-- INPUT DATA follows --
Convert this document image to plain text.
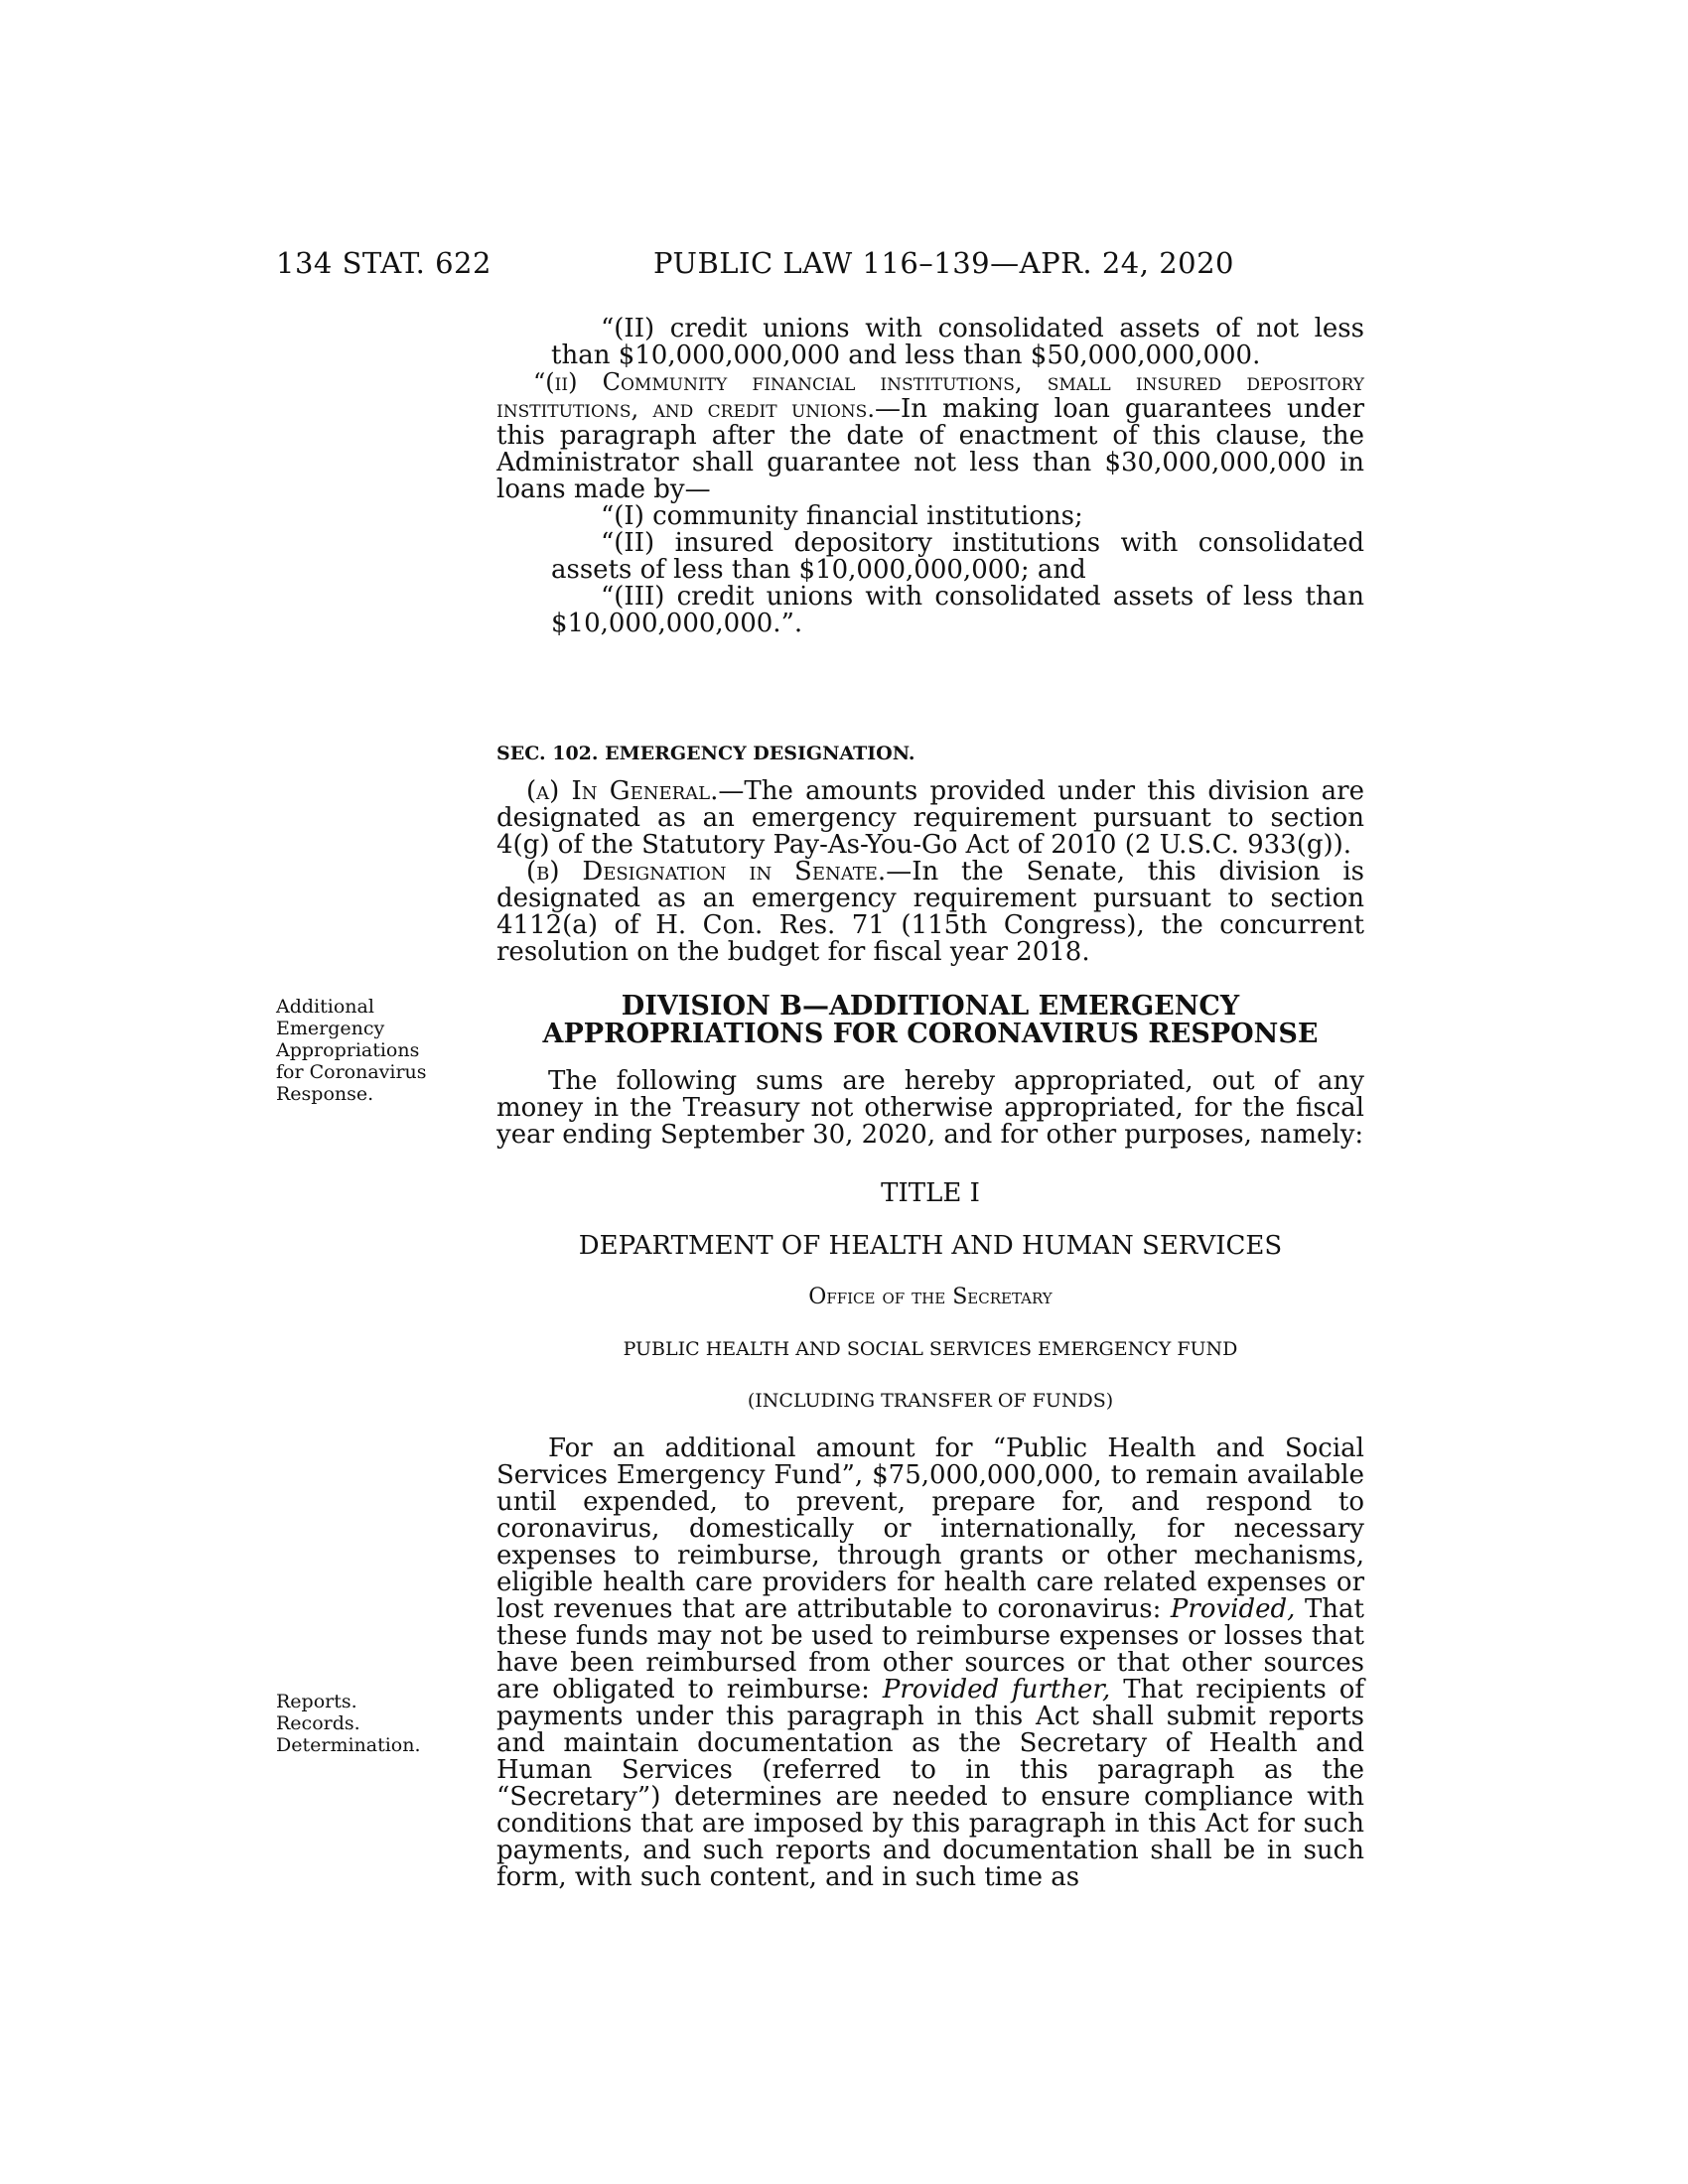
134 STAT. 622	PUBLIC LAW 116–139—APR. 24, 2020

“(II) credit unions with consolidated assets of not less than $10,000,000,000 and less than $50,000,000,000.

“(ii) Community financial institutions, small insured depository institutions, and credit unions.—In making loan guarantees under this paragraph after the date of enactment of this clause, the Administrator shall guarantee not less than $30,000,000,000 in loans made by—

“(I) community financial institutions;

“(II) insured depository institutions with consolidated assets of less than $10,000,000,000; and

“(III) credit unions with consolidated assets of less than $10,000,000,000.”.

SEC. 102. EMERGENCY DESIGNATION.

(a) In General.—The amounts provided under this division are designated as an emergency requirement pursuant to section 4(g) of the Statutory Pay-As-You-Go Act of 2010 (2 U.S.C. 933(g)).

(b) Designation in Senate.—In the Senate, this division is designated as an emergency requirement pursuant to section 4112(a) of H. Con. Res. 71 (115th Congress), the concurrent resolution on the budget for fiscal year 2018.

Additional
Emergency
Appropriations
for Coronavirus
Response.

DIVISION B—ADDITIONAL EMERGENCY

APPROPRIATIONS FOR CORONAVIRUS RESPONSE

The following sums are hereby appropriated, out of any money in the Treasury not otherwise appropriated, for the fiscal year ending September 30, 2020, and for other purposes, namely:

TITLE I

DEPARTMENT OF HEALTH AND HUMAN SERVICES

Office of the Secretary

PUBLIC HEALTH AND SOCIAL SERVICES EMERGENCY FUND

(INCLUDING TRANSFER OF FUNDS)

Reports.
Records.
Determination.

For an additional amount for “Public Health and Social Services Emergency Fund”, $75,000,000,000, to remain available until expended, to prevent, prepare for, and respond to coronavirus, domestically or internationally, for necessary expenses to reimburse, through grants or other mechanisms, eligible health care providers for health care related expenses or lost revenues that are attributable to coronavirus: Provided, That these funds may not be used to reimburse expenses or losses that have been reimbursed from other sources or that other sources are obligated to reimburse: Provided further, That recipients of payments under this paragraph in this Act shall submit reports and maintain documentation as the Secretary of Health and Human Services (referred to in this paragraph as the “Secretary”) determines are needed to ensure compliance with conditions that are imposed by this paragraph in this Act for such payments, and such reports and documentation shall be in such form, with such content, and in such time as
-- INPUT DATA concluded --
→ **WHAT YOU NEED TO DO**: In the entries above, find each line that has the word "financial". Copy it.

→ **EXERCISE SOLUTION**:
“(ii) Community financial institutions, small insured depository institutions, and credit unions.—In making loan guarantees under this paragraph after the date of enactment of this clause, the Administrator shall guarantee not less than $30,000,000,000 in loans made by—
“(I) community financial institutions;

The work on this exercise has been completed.